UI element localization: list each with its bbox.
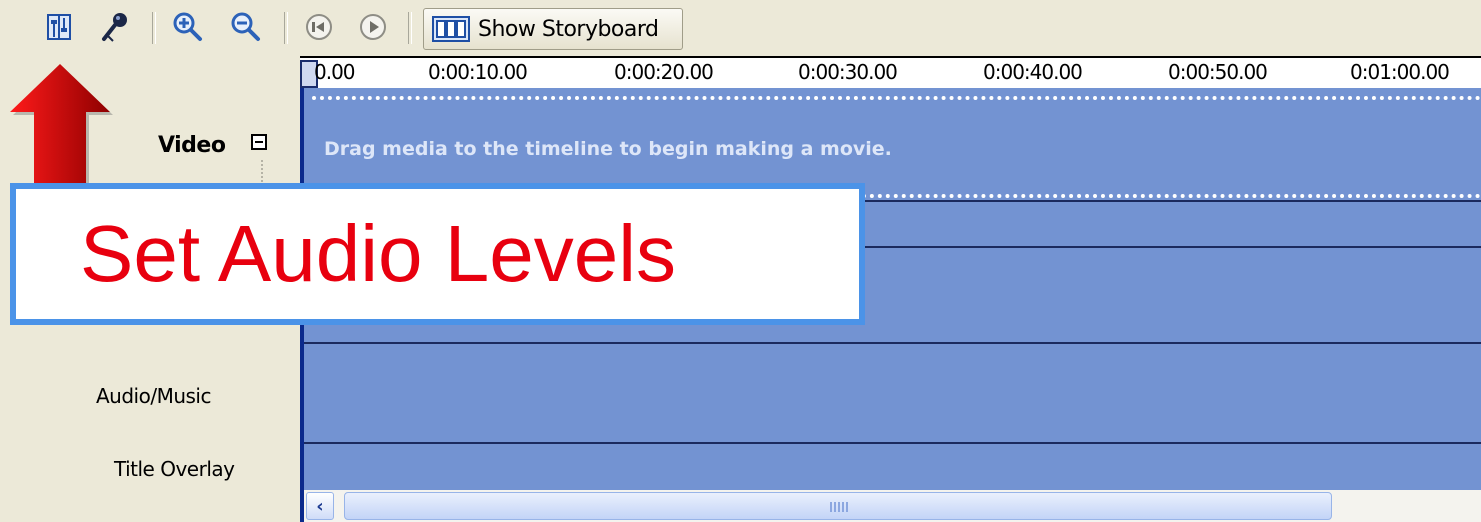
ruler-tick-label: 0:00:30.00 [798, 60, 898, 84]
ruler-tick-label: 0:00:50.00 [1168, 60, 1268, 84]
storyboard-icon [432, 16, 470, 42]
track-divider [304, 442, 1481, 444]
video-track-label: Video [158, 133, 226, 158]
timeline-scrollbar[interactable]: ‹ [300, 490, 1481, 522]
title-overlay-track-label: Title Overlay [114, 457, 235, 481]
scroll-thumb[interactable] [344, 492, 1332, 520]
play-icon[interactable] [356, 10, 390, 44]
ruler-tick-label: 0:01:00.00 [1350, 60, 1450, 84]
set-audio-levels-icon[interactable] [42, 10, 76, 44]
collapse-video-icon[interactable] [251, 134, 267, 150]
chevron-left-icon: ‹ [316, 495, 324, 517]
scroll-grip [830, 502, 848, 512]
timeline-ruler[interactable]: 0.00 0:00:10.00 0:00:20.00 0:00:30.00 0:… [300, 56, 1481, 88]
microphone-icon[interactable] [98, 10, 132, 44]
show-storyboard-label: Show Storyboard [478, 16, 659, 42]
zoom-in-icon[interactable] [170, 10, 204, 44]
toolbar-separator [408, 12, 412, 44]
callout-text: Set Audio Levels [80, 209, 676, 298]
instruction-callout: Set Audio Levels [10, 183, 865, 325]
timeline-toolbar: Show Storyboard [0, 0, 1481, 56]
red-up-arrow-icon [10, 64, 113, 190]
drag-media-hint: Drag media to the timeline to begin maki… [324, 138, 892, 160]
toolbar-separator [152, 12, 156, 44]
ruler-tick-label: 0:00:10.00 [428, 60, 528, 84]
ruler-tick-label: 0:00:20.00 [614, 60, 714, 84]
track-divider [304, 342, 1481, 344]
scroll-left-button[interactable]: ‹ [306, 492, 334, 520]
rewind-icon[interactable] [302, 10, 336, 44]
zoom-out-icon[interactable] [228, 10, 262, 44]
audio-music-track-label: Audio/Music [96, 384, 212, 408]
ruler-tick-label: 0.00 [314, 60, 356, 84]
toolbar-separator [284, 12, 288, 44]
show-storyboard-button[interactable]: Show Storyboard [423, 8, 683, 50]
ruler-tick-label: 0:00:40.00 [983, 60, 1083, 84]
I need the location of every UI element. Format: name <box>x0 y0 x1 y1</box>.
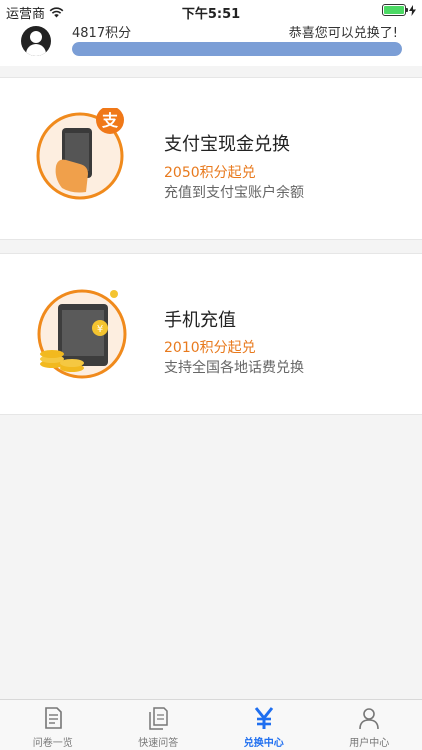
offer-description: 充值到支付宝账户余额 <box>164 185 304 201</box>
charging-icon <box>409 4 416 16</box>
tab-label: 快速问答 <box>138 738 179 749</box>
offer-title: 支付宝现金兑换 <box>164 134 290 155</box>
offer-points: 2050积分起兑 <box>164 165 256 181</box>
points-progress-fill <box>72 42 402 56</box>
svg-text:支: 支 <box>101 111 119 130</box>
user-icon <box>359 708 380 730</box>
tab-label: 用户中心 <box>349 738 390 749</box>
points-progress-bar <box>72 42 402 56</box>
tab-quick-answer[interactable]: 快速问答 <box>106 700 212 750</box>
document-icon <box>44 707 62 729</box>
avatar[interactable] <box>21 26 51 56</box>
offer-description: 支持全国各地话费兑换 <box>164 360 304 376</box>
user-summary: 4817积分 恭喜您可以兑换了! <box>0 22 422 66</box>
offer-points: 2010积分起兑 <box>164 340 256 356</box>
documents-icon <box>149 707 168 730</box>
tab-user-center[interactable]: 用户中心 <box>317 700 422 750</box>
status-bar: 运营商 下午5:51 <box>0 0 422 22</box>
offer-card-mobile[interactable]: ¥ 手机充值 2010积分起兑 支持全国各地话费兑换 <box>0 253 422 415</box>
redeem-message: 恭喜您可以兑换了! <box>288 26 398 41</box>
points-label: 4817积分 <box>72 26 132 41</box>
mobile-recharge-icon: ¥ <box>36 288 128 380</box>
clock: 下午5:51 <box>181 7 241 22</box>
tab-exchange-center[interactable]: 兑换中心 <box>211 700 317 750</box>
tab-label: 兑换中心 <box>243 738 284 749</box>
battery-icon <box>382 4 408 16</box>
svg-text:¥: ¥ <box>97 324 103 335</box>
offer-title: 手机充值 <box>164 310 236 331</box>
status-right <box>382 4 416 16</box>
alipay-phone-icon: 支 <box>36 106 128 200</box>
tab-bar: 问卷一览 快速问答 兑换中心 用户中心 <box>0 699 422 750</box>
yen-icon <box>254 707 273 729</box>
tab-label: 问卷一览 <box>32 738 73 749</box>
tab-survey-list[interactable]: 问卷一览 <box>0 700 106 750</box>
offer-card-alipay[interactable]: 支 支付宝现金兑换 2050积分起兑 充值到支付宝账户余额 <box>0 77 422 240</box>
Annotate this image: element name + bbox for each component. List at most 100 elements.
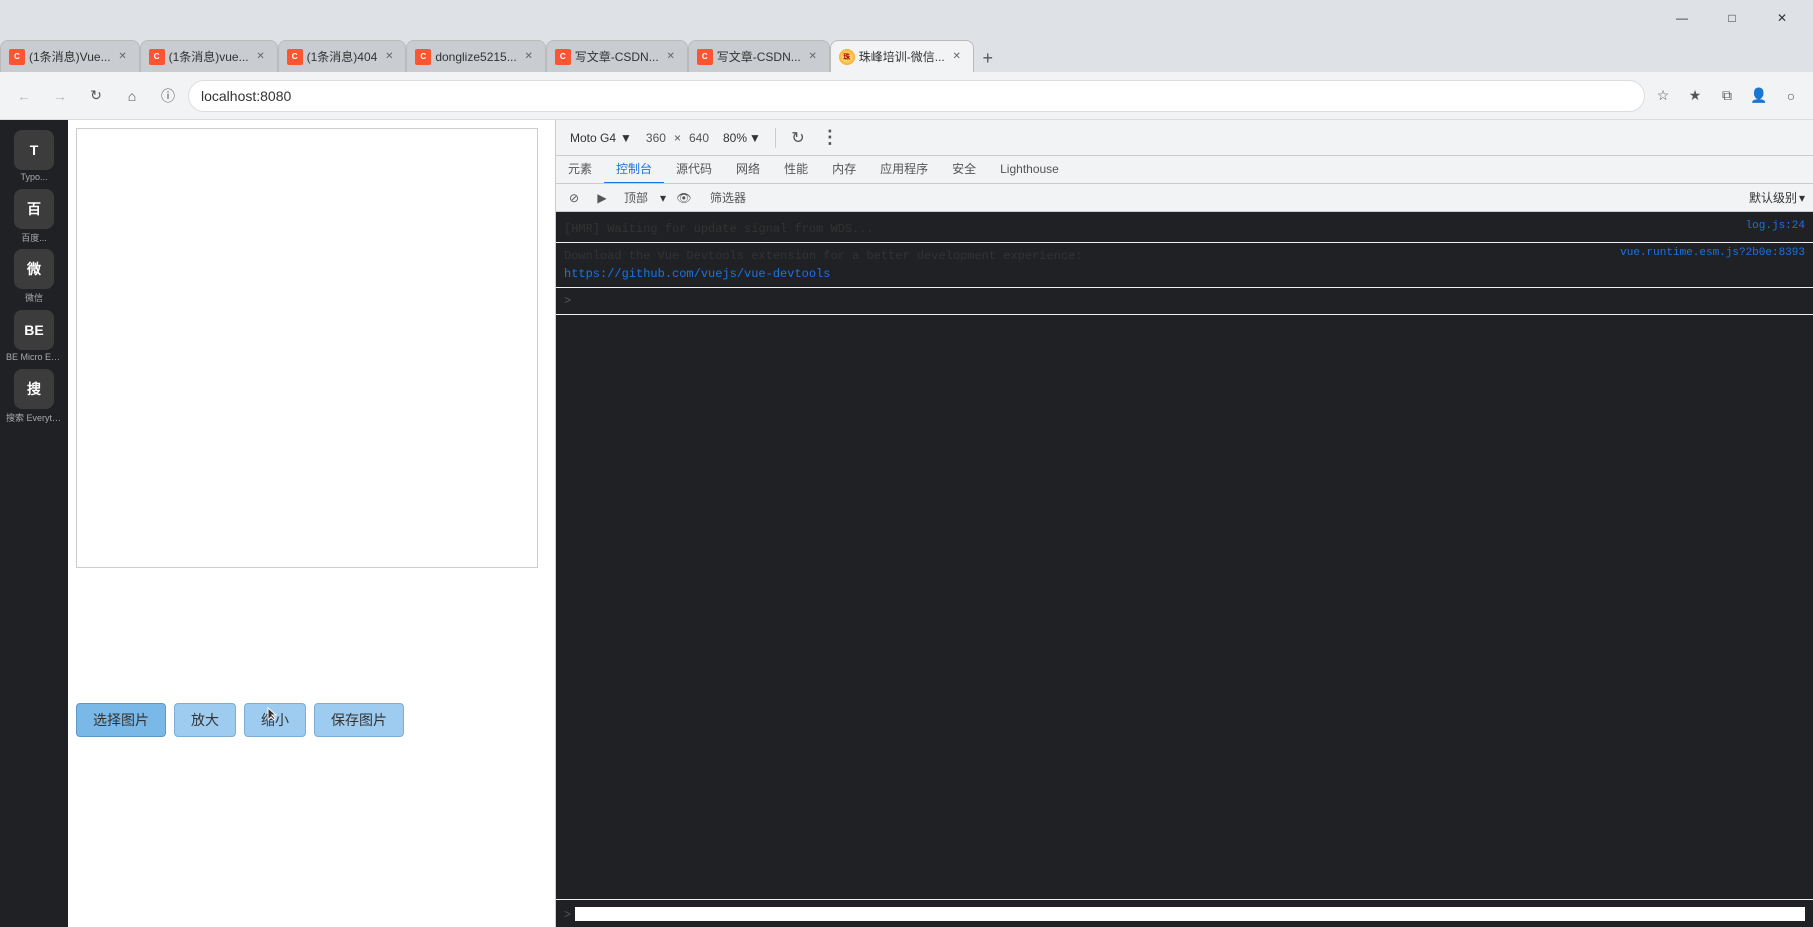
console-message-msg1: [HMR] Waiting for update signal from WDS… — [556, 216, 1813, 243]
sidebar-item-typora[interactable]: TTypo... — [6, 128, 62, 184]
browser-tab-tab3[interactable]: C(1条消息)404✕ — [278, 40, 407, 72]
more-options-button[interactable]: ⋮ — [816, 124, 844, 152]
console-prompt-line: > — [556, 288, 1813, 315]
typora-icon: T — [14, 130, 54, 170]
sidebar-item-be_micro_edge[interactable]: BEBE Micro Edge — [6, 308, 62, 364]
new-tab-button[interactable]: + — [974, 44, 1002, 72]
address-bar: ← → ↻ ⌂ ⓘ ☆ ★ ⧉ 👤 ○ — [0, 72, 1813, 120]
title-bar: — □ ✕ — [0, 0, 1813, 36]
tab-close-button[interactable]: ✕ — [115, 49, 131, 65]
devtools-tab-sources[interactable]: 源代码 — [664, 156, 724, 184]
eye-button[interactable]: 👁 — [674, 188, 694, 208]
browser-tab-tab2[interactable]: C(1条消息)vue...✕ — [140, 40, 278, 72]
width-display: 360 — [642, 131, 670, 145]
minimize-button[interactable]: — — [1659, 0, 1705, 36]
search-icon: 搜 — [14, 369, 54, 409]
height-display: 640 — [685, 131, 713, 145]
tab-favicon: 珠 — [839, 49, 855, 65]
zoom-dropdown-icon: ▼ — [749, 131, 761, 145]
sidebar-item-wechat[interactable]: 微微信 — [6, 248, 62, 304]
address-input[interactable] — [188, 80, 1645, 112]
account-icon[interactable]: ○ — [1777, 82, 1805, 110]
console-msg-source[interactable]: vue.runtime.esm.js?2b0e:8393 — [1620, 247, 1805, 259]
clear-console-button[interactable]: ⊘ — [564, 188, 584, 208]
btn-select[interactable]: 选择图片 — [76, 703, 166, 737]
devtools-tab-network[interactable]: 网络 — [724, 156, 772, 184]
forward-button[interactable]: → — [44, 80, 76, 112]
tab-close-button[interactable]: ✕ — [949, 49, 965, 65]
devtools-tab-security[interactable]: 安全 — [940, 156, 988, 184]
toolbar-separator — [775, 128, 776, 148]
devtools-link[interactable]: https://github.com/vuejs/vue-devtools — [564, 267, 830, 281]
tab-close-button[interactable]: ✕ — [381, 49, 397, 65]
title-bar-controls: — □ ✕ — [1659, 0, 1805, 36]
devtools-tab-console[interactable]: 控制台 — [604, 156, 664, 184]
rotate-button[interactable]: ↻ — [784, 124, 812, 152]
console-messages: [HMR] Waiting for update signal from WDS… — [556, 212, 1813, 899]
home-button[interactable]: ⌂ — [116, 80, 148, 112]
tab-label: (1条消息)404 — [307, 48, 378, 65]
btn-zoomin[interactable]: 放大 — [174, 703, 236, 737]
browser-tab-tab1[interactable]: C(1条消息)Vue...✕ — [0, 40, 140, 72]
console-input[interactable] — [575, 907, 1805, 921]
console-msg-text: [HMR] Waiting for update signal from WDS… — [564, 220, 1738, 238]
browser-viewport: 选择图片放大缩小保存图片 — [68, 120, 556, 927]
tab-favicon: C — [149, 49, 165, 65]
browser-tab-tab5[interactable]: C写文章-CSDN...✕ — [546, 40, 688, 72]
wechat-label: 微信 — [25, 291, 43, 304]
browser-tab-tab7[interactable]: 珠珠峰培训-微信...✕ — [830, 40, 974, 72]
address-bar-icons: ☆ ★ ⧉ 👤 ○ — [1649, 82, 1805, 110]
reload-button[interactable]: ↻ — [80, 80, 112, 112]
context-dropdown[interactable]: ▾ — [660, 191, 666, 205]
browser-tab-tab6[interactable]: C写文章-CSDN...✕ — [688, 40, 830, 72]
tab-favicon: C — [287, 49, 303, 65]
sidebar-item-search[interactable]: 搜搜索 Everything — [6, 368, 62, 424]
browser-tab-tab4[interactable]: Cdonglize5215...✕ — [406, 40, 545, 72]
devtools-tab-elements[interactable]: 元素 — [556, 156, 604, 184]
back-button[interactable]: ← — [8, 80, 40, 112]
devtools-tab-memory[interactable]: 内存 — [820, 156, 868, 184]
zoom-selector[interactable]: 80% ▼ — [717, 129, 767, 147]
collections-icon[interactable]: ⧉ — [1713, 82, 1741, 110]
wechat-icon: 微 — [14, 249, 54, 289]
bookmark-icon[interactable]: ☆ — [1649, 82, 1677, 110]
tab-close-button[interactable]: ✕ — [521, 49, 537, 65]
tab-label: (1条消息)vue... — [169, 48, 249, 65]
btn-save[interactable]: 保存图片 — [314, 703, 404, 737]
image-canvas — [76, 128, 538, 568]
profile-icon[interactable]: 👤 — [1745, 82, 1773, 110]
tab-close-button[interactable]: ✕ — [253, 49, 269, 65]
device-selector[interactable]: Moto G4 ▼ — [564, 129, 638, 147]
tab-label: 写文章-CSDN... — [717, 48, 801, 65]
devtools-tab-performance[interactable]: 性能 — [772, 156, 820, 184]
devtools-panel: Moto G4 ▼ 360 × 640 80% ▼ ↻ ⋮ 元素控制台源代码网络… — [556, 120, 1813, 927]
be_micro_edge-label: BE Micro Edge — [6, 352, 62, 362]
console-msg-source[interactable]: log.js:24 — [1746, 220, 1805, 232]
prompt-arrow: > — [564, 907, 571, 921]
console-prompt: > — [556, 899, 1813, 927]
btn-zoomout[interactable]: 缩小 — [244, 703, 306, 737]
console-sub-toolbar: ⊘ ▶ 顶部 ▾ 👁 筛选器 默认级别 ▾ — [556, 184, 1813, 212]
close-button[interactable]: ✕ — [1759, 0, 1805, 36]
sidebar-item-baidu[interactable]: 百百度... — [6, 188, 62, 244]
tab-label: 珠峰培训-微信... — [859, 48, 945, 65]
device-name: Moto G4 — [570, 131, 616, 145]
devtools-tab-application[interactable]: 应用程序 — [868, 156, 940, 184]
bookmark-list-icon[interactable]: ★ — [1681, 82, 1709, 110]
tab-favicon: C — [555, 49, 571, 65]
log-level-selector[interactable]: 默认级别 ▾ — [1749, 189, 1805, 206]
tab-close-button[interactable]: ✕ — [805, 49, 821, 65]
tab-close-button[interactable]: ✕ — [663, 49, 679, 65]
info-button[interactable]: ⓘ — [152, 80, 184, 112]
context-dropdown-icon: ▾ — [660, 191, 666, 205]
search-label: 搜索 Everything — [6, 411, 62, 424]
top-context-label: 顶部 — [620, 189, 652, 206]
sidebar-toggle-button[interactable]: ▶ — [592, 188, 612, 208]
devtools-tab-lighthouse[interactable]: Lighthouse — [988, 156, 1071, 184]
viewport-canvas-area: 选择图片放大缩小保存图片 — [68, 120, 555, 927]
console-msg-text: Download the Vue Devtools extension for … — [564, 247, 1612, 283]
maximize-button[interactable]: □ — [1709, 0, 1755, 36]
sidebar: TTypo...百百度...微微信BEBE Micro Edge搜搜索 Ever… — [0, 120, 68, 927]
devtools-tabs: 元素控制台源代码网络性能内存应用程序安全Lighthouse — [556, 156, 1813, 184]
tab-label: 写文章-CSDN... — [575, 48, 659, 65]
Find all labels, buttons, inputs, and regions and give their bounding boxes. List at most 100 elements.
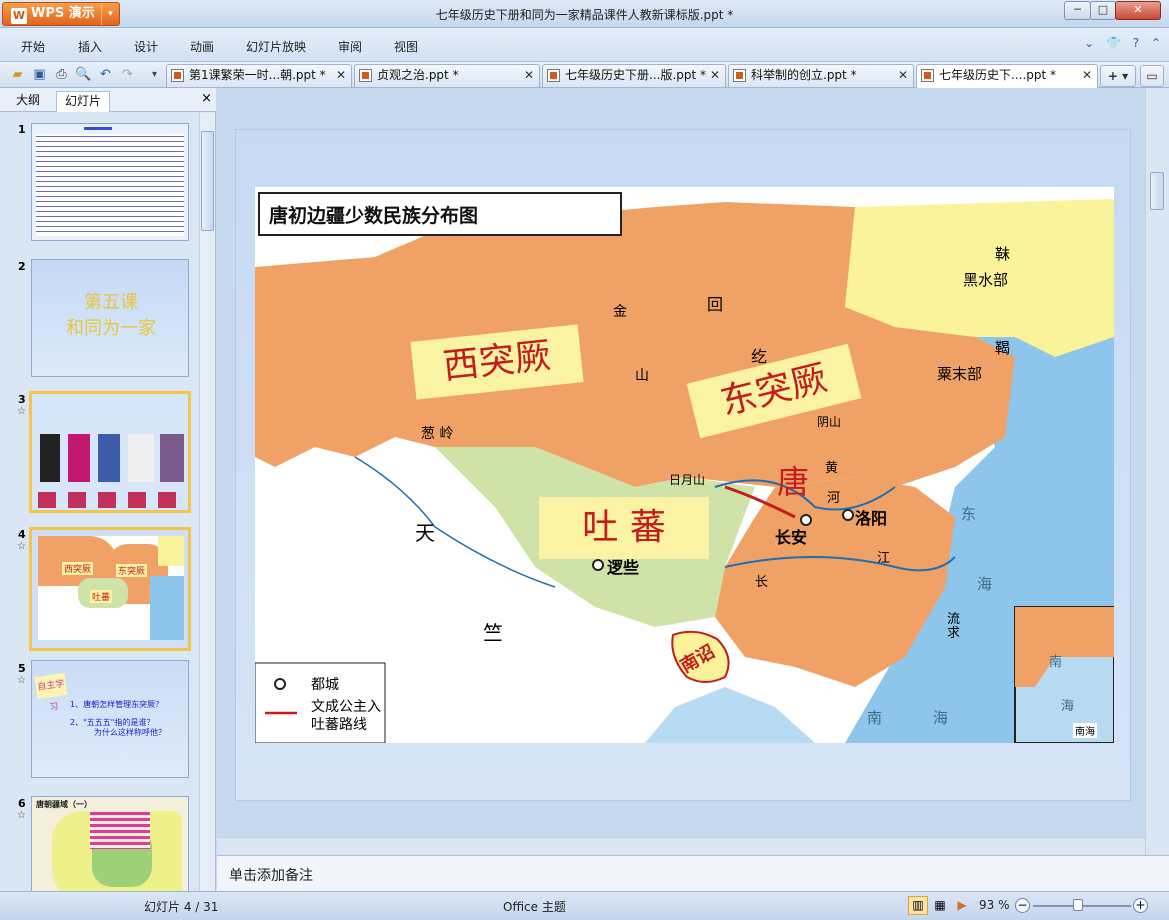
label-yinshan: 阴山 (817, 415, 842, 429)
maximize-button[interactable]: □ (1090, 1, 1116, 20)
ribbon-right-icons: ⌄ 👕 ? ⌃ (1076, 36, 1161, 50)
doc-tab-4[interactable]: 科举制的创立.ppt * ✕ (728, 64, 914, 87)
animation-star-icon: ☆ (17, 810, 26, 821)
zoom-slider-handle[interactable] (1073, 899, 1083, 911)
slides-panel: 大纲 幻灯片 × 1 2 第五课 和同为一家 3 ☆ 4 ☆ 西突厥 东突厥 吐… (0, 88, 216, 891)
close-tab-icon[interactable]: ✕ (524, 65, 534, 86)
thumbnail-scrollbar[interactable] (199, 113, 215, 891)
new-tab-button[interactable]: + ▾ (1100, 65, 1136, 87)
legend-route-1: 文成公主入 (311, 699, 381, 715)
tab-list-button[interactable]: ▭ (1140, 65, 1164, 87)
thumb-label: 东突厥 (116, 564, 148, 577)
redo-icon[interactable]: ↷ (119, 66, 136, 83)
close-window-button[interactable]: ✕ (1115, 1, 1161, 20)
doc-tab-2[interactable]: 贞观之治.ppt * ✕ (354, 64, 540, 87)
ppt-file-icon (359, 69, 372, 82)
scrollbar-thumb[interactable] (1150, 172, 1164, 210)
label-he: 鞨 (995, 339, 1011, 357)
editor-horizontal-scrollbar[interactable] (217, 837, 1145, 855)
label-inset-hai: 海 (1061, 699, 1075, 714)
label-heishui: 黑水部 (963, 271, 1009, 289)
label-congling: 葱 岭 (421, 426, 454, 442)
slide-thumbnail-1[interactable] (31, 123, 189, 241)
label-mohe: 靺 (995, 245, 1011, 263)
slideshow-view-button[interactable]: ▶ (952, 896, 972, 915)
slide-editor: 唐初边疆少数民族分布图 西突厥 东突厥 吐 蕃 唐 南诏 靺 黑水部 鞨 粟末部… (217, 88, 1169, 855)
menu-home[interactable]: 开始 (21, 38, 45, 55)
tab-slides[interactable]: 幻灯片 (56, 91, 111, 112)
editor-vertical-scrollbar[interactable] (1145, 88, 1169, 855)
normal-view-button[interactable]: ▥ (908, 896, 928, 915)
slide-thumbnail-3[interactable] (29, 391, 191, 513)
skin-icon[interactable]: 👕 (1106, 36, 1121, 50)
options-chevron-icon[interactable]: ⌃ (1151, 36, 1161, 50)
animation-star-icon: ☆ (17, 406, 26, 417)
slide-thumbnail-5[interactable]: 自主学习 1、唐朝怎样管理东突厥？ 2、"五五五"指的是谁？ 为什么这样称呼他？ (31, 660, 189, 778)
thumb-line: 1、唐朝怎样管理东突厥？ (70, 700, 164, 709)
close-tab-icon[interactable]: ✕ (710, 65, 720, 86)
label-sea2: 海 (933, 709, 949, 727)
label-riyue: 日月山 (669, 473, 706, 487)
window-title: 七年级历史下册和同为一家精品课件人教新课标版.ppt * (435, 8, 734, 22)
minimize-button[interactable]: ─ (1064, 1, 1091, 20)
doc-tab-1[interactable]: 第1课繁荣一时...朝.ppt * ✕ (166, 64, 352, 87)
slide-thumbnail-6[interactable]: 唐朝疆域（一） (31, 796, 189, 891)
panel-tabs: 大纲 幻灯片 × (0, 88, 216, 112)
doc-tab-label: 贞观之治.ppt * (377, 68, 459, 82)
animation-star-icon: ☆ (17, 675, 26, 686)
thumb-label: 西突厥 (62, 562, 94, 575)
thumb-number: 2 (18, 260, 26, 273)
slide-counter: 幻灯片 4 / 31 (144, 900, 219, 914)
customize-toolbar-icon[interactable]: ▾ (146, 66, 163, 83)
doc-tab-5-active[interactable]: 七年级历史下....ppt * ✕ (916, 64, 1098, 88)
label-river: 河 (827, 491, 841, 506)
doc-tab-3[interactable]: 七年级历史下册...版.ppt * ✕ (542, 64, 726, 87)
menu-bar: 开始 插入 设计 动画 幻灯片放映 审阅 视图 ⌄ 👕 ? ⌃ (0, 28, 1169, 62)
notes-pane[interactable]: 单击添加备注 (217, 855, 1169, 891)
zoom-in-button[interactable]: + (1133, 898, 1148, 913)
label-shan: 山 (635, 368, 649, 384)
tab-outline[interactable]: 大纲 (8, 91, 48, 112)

________________

**EXERCISE INSTRUCTIONS:** Rewrite the stretch from the line containing "ruler-tick-label: 0:00:30.00 [798, 60, 898, 84]" through the line containing "scroll-thumb[interactable] [344, 492, 1332, 520]", replacing "track-divider" with "lane-separator" and leaving everything else unchanged. Give only those lines.

**RESULT OF THIS TASK:**
ruler-tick-label: 0:00:30.00 [798, 60, 898, 84]
ruler-tick-label: 0:00:50.00 [1168, 60, 1268, 84]
storyboard-icon [432, 16, 470, 42]
lane-separator [304, 442, 1481, 444]
video-track-label: Video [158, 133, 226, 158]
timeline-scrollbar[interactable]: ‹ [300, 490, 1481, 522]
title-overlay-track-label: Title Overlay [114, 457, 235, 481]
scroll-thumb[interactable] [344, 492, 1332, 520]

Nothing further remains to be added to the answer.